Your instructions. Locate the lines that hold the string "происшествия". Copy every such line.
>> Begin Supplied data
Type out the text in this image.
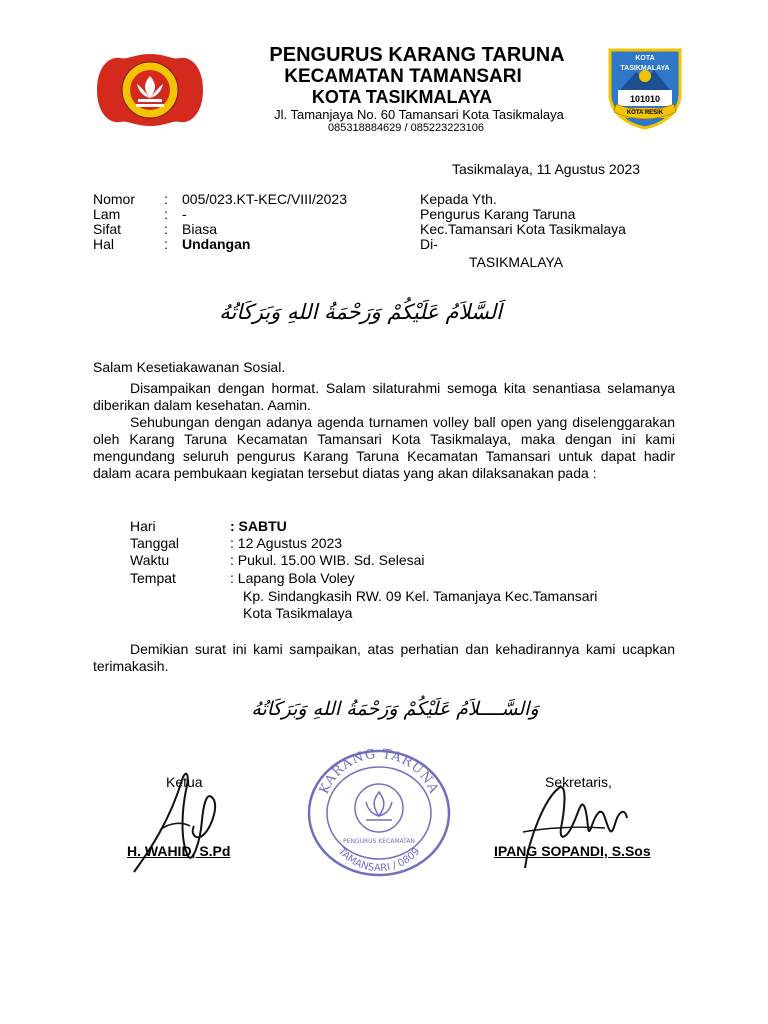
KOTA TASIKMALAYA
101010
KOTA RESIK
PENGURUS KARANG TARUNA
KECAMATAN TAMANSARI
KOTA TASIKMALAYA
Jl. Tamanjaya No. 60 Tamansari Kota Tasikmalaya
085318884629 / 085223223106
Tasikmalaya, 11 Agustus 2023
Nomor : 005/023.KT-KEC/VIII/2023
Lam	: -
Sifat	: Biasa
Hal	: Undangan
Kepada Yth.
Pengurus Karang Taruna
Kec.Tamansari Kota Tasikmalaya
Di-
TASIKMALAYA
اَلسَّلاَمُ عَلَيْكُمْ وَرَحْمَةُ اللهِ وَبَرَكَاتُهُ
Salam Kesetiakawanan Sosial.
Disampaikan dengan hormat. Salam silaturahmi semoga kita senantiasa selamanya diberikan dalam kesehatan. Aamin.
Sehubungan dengan adanya agenda turnamen volley ball open yang diselenggarakan oleh Karang Taruna Kecamatan Tamansari Kota Tasikmalaya, maka dengan ini kami mengundang seluruh pengurus Karang Taruna Kecamatan Tamansari untuk dapat hadir dalam acara pembukaan kegiatan tersebut diatas yang akan dilaksanakan pada :
Hari	: SABTU
Tanggal	: 12 Agustus 2023
Waktu	: Pukul. 15.00 WIB. Sd. Selesai
Tempat	: Lapang Bola Voley
Kp. Sindangkasih RW. 09 Kel. Tamanjaya Kec.Tamansari
Kota Tasikmalaya
Demikian surat ini kami sampaikan, atas perhatian dan kehadirannya kami ucapkan terimakasih.
وَالسَّــــلاَمُ عَلَيْكُمْ وَرَحْمَةُ اللهِ وَبَرَكَاتُهُ
KARANG TARUNA
TAMANSARI / 0809
PENGURUS KECAMATAN
Ketua
H. WAHID, S.Pd
Sekretaris,
IPANG SOPANDI, S.Sos
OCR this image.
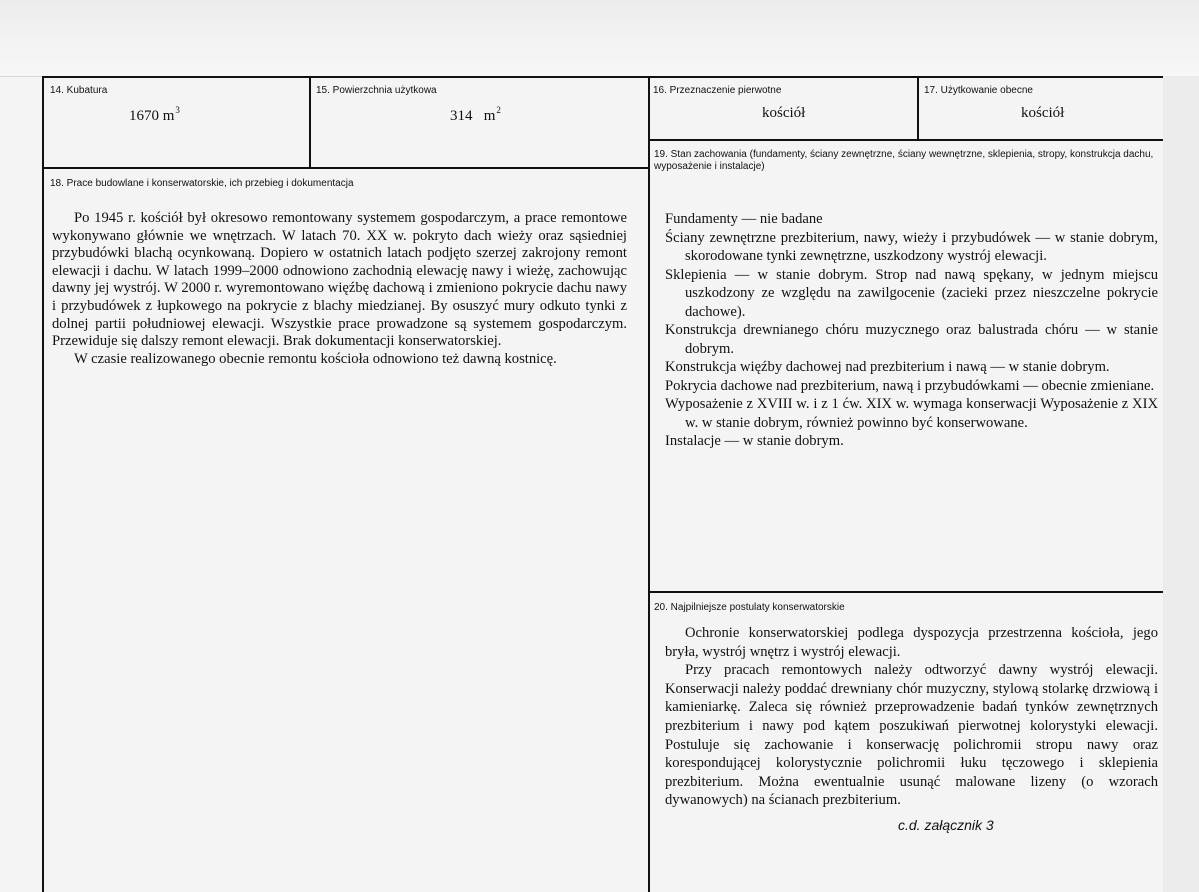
14. Kubatura
1670 $m^3$
15. Powierzchnia użytkowa
314   $m^2$
16. Przeznaczenie pierwotne
kościół
17. Użytkowanie obecne
kościół
18. Prace budowlane i konserwatorskie, ich przebieg i dokumentacja

Po 1945 r. kościół był okresowo remontowany systemem gospodarczym, a prace remontowe wykonywano głównie we wnętrzach. W latach 70. XX w. pokryto dach wieży oraz sąsiedniej przybudówki blachą ocynkowaną. Dopiero w ostatnich latach podjęto szerzej zakrojony remont elewacji i dachu. W latach 1999–2000 odnowiono zachodnią elewację nawy i wieżę, zachowując dawny jej wystrój. W 2000 r. wyremontowano więźbę dachową i zmieniono pokrycie dachu nawy i przybudówek z łupkowego na pokrycie z blachy miedzianej. By osuszyć mury odkuto tynki z dolnej partii południowej elewacji. Wszystkie prace prowadzone są systemem gospodarczym. Przewiduje się dalszy remont elewacji. Brak dokumentacji konserwatorskiej.

W czasie realizowanego obecnie remontu kościoła odnowiono też dawną kostnicę.

19. Stan zachowania (fundamenty, ściany zewnętrzne, ściany wewnętrzne, sklepienia, stropy, konstrukcja dachu, wyposażenie i instalacje)
Fundamenty — nie badane
Ściany zewnętrzne prezbiterium, nawy, wieży i przybudówek — w stanie dobrym, skorodowane tynki zewnętrzne, uszkodzony wystrój elewacji.
Sklepienia — w stanie dobrym. Strop nad nawą spękany, w jednym miejscu uszkodzony ze względu na zawilgocenie (zacieki przez nieszczelne pokrycie dachowe).
Konstrukcja drewnianego chóru muzycznego oraz balustrada chóru — w stanie dobrym.
Konstrukcja więźby dachowej nad prezbiterium i nawą — w stanie dobrym.
Pokrycia dachowe nad prezbiterium, nawą i przybudówkami — obecnie zmieniane.
Wyposażenie z XVIII w. i z 1 ćw. XIX w. wymaga konserwacji Wyposażenie z XIX w. w stanie dobrym, również powinno być konserwowane.
Instalacje — w stanie dobrym.
20. Najpilniejsze postulaty konserwatorskie

Ochronie konserwatorskiej podlega dyspozycja przestrzenna kościoła, jego bryła, wystrój wnętrz i wystrój elewacji.

Przy pracach remontowych należy odtworzyć dawny wystrój elewacji. Konserwacji należy poddać drewniany chór muzyczny, stylową stolarkę drzwiową i kamieniarkę. Zaleca się również przeprowadzenie badań tynków zewnętrznych prezbiterium i nawy pod kątem poszukiwań pierwotnej kolorystyki elewacji. Postuluje się zachowanie i konserwację polichromii stropu nawy oraz korespondującej kolorystycznie polichromii łuku tęczowego i sklepienia prezbiterium. Można ewentualnie usunąć malowane lizeny (o wzorach dywanowych) na ścianach prezbiterium.

c.d. załącznik 3
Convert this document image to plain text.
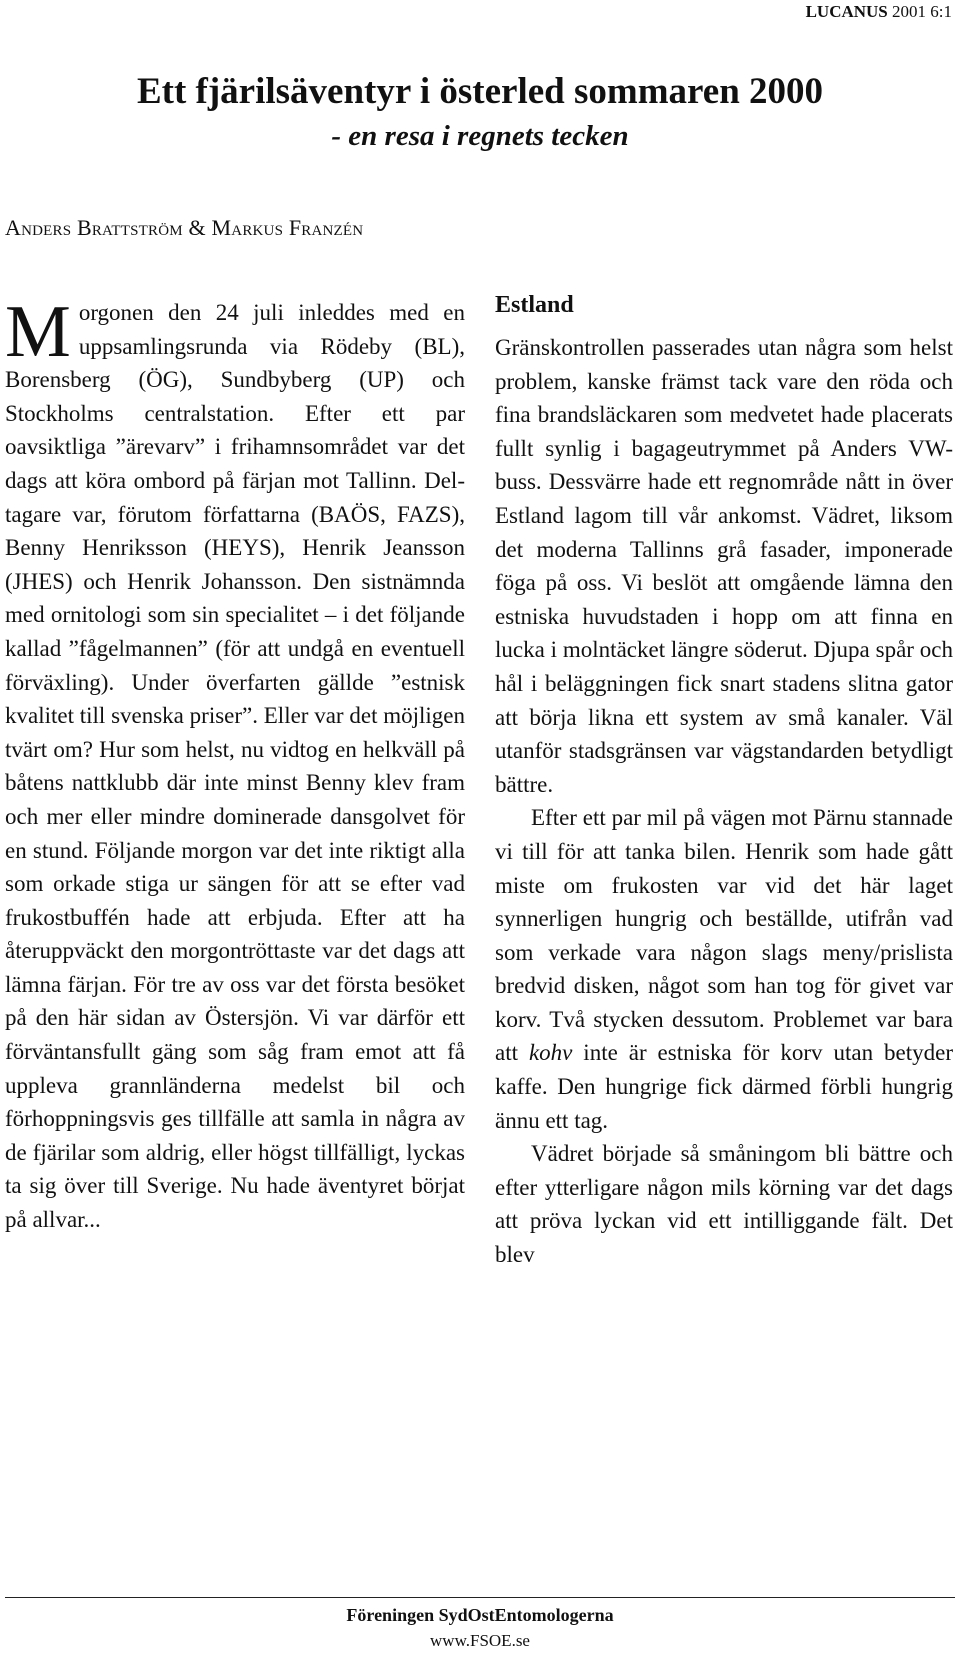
LUCANUS 2001 6:1
Ett fjärilsäventyr i österled sommaren 2000
- en resa i regnets tecken
Anders Brattström & Markus Franzén

Morgonen den 24 juli inleddes med en uppsamlingsrunda via Rödeby (BL), Borensberg (ÖG), Sundbyberg (UP) och Stockholms centralstation. Efter ett par oavsiktliga ”ärevarv” i frihamnsområdet var det dags att köra ombord på färjan mot Tallinn. Del-tagare var, förutom författarna (BAÖS, FAZS), Benny Henriksson (HEYS), Henrik Jeansson (JHES) och Henrik Johansson. Den sistnämnda med ornitologi som sin specialitet – i det följande kallad ”fågelmannen” (för att undgå en eventuell förväxling). Under överfarten gällde ”estnisk kvalitet till svenska priser”. Eller var det möjligen tvärt om? Hur som helst, nu vidtog en helkväll på båtens nattklubb där inte minst Benny klev fram och mer eller mindre dominerade dansgolvet för en stund. Följande morgon var det inte riktigt alla som orkade stiga ur sängen för att se efter vad frukostbuffén hade att erbjuda. Efter att ha återuppväckt den morgontröttaste var det dags att lämna färjan. För tre av oss var det första besöket på den här sidan av Östersjön. Vi var därför ett förväntansfullt gäng som såg fram emot att få uppleva grannländerna medelst bil och förhoppningsvis ges tillfälle att samla in några av de fjärilar som aldrig, eller högst tillfälligt, lyckas ta sig över till Sverige. Nu hade äventyret börjat på allvar...

Estland

Gränskontrollen passerades utan några som helst problem, kanske främst tack vare den röda och fina brandsläckaren som medvetet hade placerats fullt synlig i bagageutrymmet på Anders VW-buss. Dessvärre hade ett regnområde nått in över Estland lagom till vår ankomst. Vädret, liksom det moderna Tallinns grå fasader, imponerade föga på oss. Vi beslöt att omgående lämna den estniska huvudstaden i hopp om att finna en lucka i molntäcket längre söderut. Djupa spår och hål i beläggningen fick snart stadens slitna gator att börja likna ett system av små kanaler. Väl utanför stadsgränsen var vägstandarden betydligt bättre.

Efter ett par mil på vägen mot Pärnu stannade vi till för att tanka bilen. Henrik som hade gått miste om frukosten var vid det här laget synnerligen hungrig och beställde, utifrån vad som verkade vara någon slags meny/prislista bredvid disken, något som han tog för givet var korv. Två stycken dessutom. Problemet var bara att kohv inte är estniska för korv utan betyder kaffe. Den hungrige fick därmed förbli hungrig ännu ett tag.

Vädret började så småningom bli bättre och efter ytterligare någon mils körning var det dags att pröva lyckan vid ett intilliggande fält. Det blev

Föreningen SydOstEntomologerna
www.FSOE.se
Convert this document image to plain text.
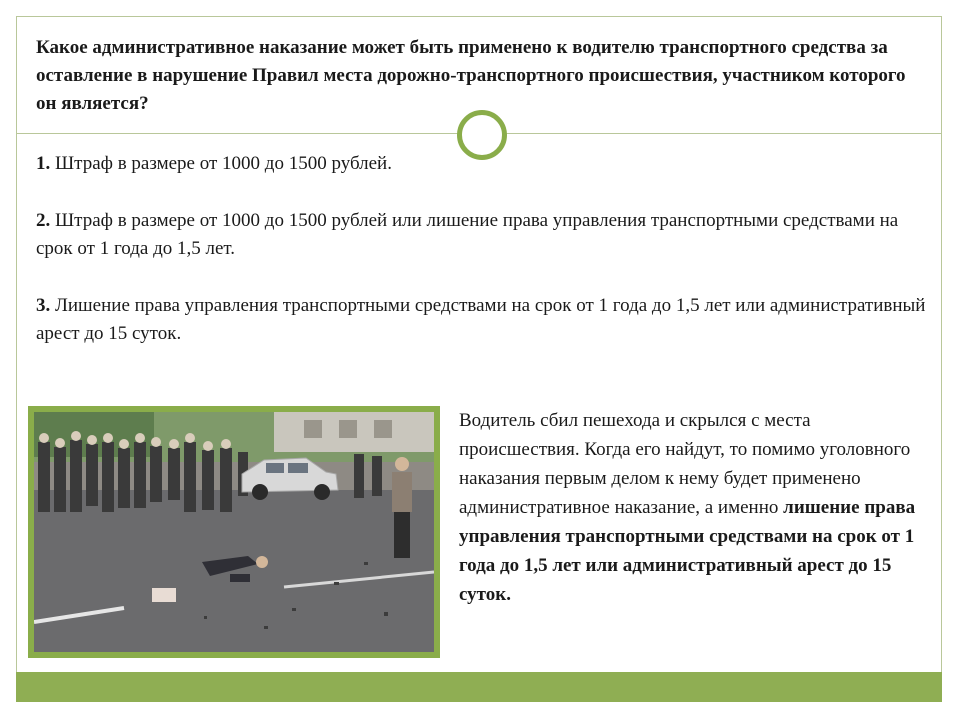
Какое административное наказание может быть применено к водителю транспортного средства за оставление в нарушение Правил места дорожно-транспортного происшествия, участником которого он является?

1. Штраф в размере от 1000 до 1500 рублей.

2. Штраф в размере от 1000 до 1500 рублей или лишение права управления транспортными средствами на срок от 1 года до 1,5 лет.

3. Лишение права управления транспортными средствами на срок от 1 года до 1,5 лет или административный арест до 15 суток.

Водитель сбил пешехода и скрылся с места происшествия. Когда его найдут, то помимо уголовного наказания первым делом к нему будет применено административное наказание, а именно лишение права управления транспортными средствами на срок от 1 года до 1,5 лет или административный арест до 15 суток.
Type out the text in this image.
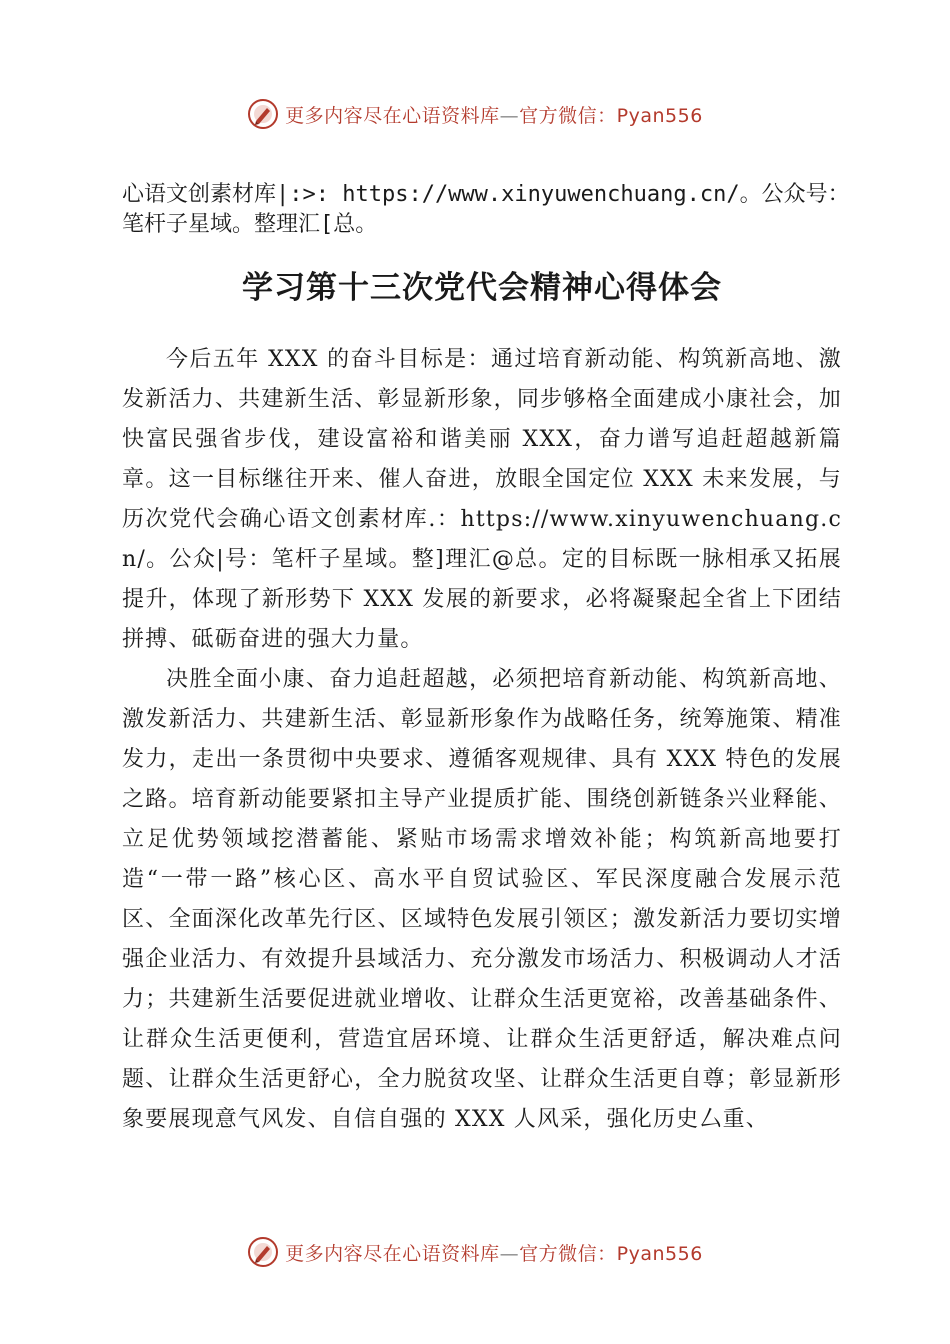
更多内容尽在心语资料库—官方微信：Pyan556

心语文创素材库|:>: https://www.xinyuwenchuang.cn/。公众号：笔杆子星域。整理汇[总。

学习第十三次党代会精神心得体会

今后五年 XXX 的奋斗目标是：通过培育新动能、构筑新高地、激发新活力、共建新生活、彰显新形象，同步够格全面建成小康社会，加快富民强省步伐，建设富裕和谐美丽 XXX，奋力谱写追赶超越新篇章。这一目标继往开来、催人奋进，放眼全国定位 XXX 未来发展，与历次党代会确心语文创素材库.：https://www.xinyuwenchuang.cn/。公众|号：笔杆子星域。整]理汇@总。定的目标既一脉相承又拓展提升，体现了新形势下 XXX 发展的新要求，必将凝聚起全省上下团结拼搏、砥砺奋进的强大力量。

决胜全面小康、奋力追赶超越，必须把培育新动能、构筑新高地、激发新活力、共建新生活、彰显新形象作为战略任务，统筹施策、精准发力，走出一条贯彻中央要求、遵循客观规律、具有 XXX 特色的发展之路。培育新动能要紧扣主导产业提质扩能、围绕创新链条兴业释能、立足优势领域挖潜蓄能、紧贴市场需求增效补能；构筑新高地要打造“一带一路”核心区、高水平自贸试验区、军民深度融合发展示范区、全面深化改革先行区、区域特色发展引领区；激发新活力要切实增强企业活力、有效提升县域活力、充分激发市场活力、积极调动人才活力；共建新生活要促进就业增收、让群众生活更宽裕，改善基础条件、让群众生活更便利，营造宜居环境、让群众生活更舒适，解决难点问题、让群众生活更舒心，全力脱贫攻坚、让群众生活更自尊；彰显新形象要展现意气风发、自信自强的 XXX 人风采，强化历史厶重、

更多内容尽在心语资料库—官方微信：Pyan556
>> End Supplied data
The reply.
Какое административное наказание может быть применено к водителю транспортного средства за оставление в нарушение Правил места дорожно-транспортного происшествия, участником которого он является?
Водитель сбил пешехода и скрылся с места происшествия. Когда его найдут, то помимо уголовного наказания первым делом к нему будет применено административное наказание, а именно лишение права управления транспортными средствами на срок от 1 года до 1,5 лет или административный арест до 15 суток.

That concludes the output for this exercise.